▶ Stated problem:
For each line below that includes the word "JSON", make a copy.

▶ Provided entries:

····················

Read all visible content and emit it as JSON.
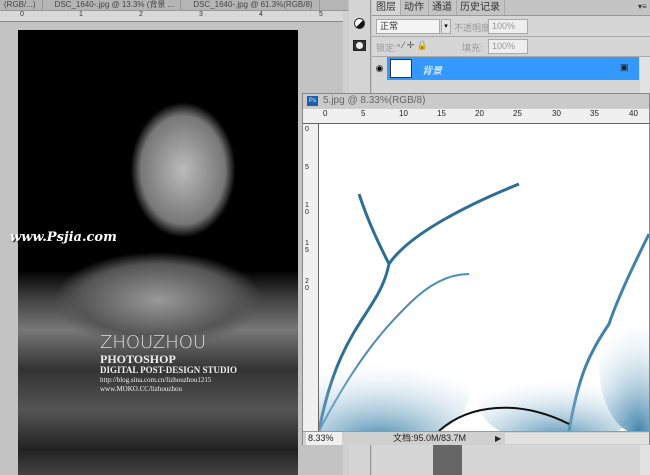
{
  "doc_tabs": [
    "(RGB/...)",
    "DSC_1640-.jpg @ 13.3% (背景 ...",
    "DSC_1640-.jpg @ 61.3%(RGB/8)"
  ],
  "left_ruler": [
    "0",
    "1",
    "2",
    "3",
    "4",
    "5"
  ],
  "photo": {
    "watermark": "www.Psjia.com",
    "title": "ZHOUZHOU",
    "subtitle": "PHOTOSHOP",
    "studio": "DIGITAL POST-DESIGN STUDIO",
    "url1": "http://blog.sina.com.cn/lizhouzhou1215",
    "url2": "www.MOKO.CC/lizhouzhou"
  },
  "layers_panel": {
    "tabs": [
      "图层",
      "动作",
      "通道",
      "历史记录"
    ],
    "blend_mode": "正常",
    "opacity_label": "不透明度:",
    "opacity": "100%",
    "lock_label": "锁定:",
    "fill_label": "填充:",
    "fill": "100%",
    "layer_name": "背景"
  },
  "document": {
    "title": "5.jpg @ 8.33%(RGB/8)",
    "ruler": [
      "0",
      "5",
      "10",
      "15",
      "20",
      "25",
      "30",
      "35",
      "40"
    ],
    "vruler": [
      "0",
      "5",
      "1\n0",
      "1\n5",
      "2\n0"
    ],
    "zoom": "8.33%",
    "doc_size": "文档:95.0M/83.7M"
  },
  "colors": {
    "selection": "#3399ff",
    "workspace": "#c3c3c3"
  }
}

····················

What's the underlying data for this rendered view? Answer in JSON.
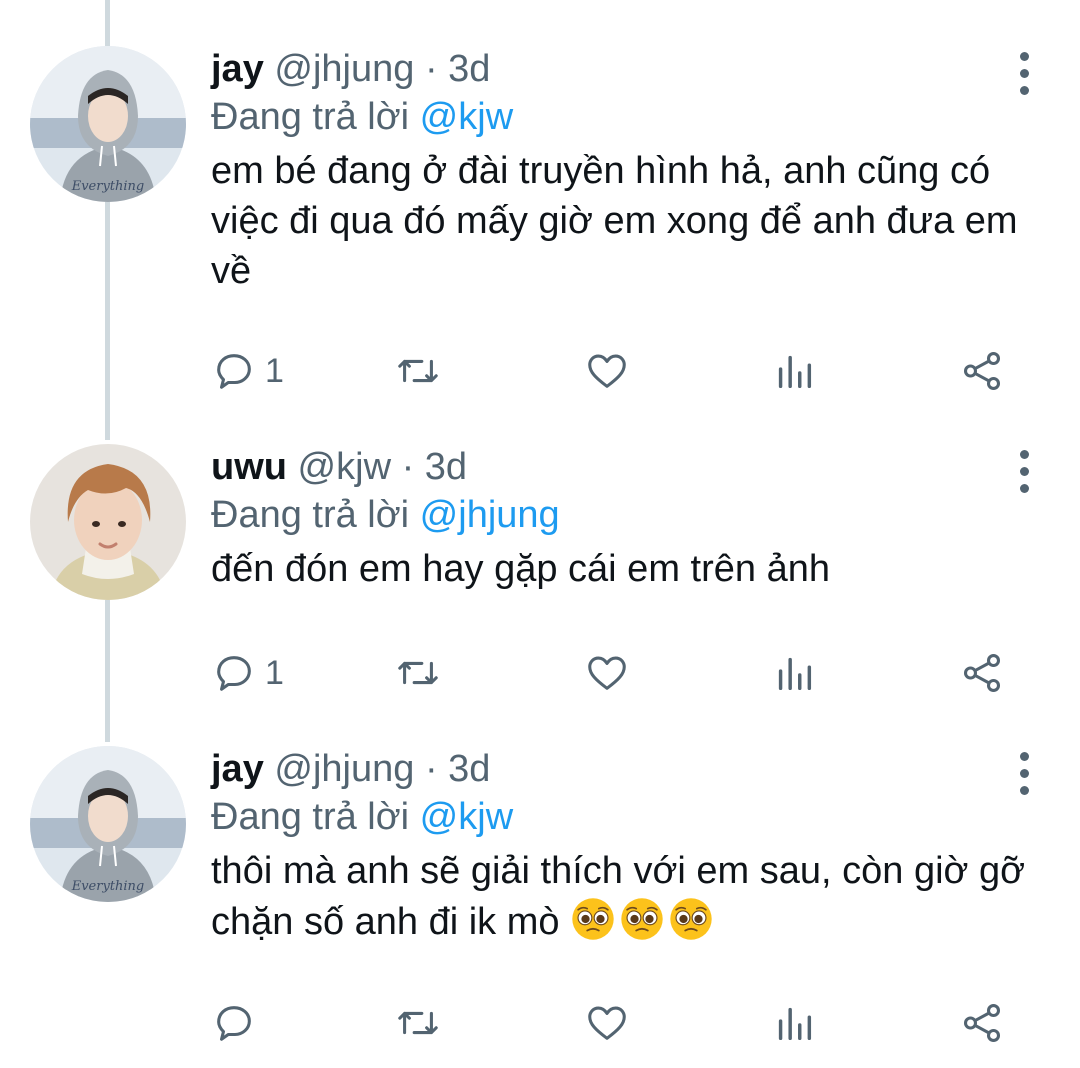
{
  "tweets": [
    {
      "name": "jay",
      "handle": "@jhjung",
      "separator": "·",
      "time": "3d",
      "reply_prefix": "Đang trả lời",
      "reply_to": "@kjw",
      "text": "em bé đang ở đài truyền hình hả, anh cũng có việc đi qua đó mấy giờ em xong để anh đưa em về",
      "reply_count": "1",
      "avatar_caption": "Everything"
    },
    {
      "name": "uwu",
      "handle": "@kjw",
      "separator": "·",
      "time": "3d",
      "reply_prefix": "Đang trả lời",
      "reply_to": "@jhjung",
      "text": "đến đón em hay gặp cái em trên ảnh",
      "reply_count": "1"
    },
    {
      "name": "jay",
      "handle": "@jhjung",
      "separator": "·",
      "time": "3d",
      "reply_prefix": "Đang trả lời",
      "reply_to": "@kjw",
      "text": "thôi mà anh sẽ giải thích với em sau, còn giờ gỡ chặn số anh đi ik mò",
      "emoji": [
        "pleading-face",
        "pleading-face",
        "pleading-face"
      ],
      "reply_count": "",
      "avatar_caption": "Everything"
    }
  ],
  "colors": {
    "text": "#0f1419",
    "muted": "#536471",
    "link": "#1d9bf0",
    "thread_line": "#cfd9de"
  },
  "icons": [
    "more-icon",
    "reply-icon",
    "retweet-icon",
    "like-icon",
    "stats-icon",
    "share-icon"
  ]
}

····················

▶ Solved exercise:
Read all visible content and emit it as JSON.
What's the underlying data for this rendered view? Answer in JSON.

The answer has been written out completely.